**Given problem**. In the copy, keep every record exact and leave out all images.

── Items ──

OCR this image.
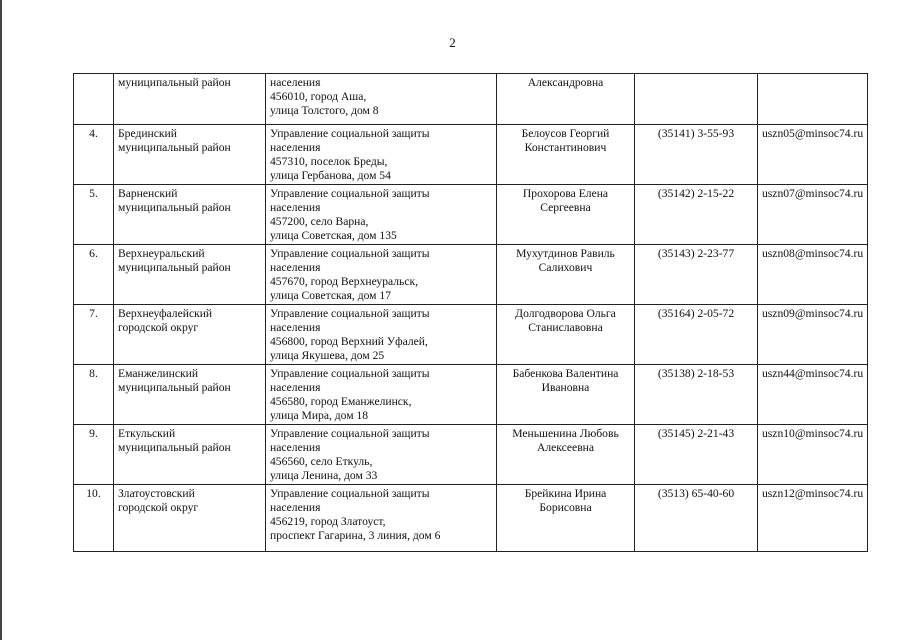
2

	муниципальный район	населения
456010, город Аша,
улица Толстого, дом 8	Александровна		

4.	Брединский
муниципальный район	Управление социальной защиты
населения
457310, поселок Бреды,
улица Гербанова, дом 54	Белоусов Георгий
Константинович	(35141) 3-55-93	uszn05@minsoc74.ru

5.	Варненский
муниципальный район	Управление социальной защиты
населения
457200, село Варна,
улица Советская, дом 135	Прохорова Елена
Сергеевна	(35142) 2-15-22	uszn07@minsoc74.ru

6.	Верхнеуральский
муниципальный район	Управление социальной защиты
населения
457670, город Верхнеуральск,
улица Советская, дом 17	Мухутдинов Равиль
Салихович	(35143) 2-23-77	uszn08@minsoc74.ru

7.	Верхнеуфалейский
городской округ	Управление социальной защиты
населения
456800, город Верхний Уфалей,
улица Якушева, дом 25	Долгодворова Ольга
Станиславовна	(35164) 2-05-72	uszn09@minsoc74.ru

8.	Еманжелинский
муниципальный район	Управление социальной защиты
населения
456580, город Еманжелинск,
улица Мира, дом 18	Бабенкова Валентина
Ивановна	(35138) 2-18-53	uszn44@minsoc74.ru

9.	Еткульский
муниципальный район	Управление социальной защиты
населения
456560, село Еткуль,
улица Ленина, дом 33	Меньшенина Любовь
Алексеевна	(35145) 2-21-43	uszn10@minsoc74.ru

10.	Златоустовский
городской округ	Управление социальной защиты
населения
456219, город Златоуст,
проспект Гагарина, 3 линия, дом 6	Брейкина Ирина
Борисовна	(3513) 65-40-60	uszn12@minsoc74.ru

───

**The response**.
OCR this image.
2

	муниципальный район	населения
456010, город Аша,
улица Толстого, дом 8	Александровна		

4.	Брединский
муниципальный район	Управление социальной защиты
населения
457310, поселок Бреды,
улица Гербанова, дом 54	Белоусов Георгий
Константинович	(35141) 3-55-93	uszn05@minsoc74.ru

5.	Варненский
муниципальный район	Управление социальной защиты
населения
457200, село Варна,
улица Советская, дом 135	Прохорова Елена
Сергеевна	(35142) 2-15-22	uszn07@minsoc74.ru

6.	Верхнеуральский
муниципальный район	Управление социальной защиты
населения
457670, город Верхнеуральск,
улица Советская, дом 17	Мухутдинов Равиль
Салихович	(35143) 2-23-77	uszn08@minsoc74.ru

7.	Верхнеуфалейский
городской округ	Управление социальной защиты
населения
456800, город Верхний Уфалей,
улица Якушева, дом 25	Долгодворова Ольга
Станиславовна	(35164) 2-05-72	uszn09@minsoc74.ru

8.	Еманжелинский
муниципальный район	Управление социальной защиты
населения
456580, город Еманжелинск,
улица Мира, дом 18	Бабенкова Валентина
Ивановна	(35138) 2-18-53	uszn44@minsoc74.ru

9.	Еткульский
муниципальный район	Управление социальной защиты
населения
456560, село Еткуль,
улица Ленина, дом 33	Меньшенина Любовь
Алексеевна	(35145) 2-21-43	uszn10@minsoc74.ru

10.	Златоустовский
городской округ	Управление социальной защиты
населения
456219, город Златоуст,
проспект Гагарина, 3 линия, дом 6	Брейкина Ирина
Борисовна	(3513) 65-40-60	uszn12@minsoc74.ru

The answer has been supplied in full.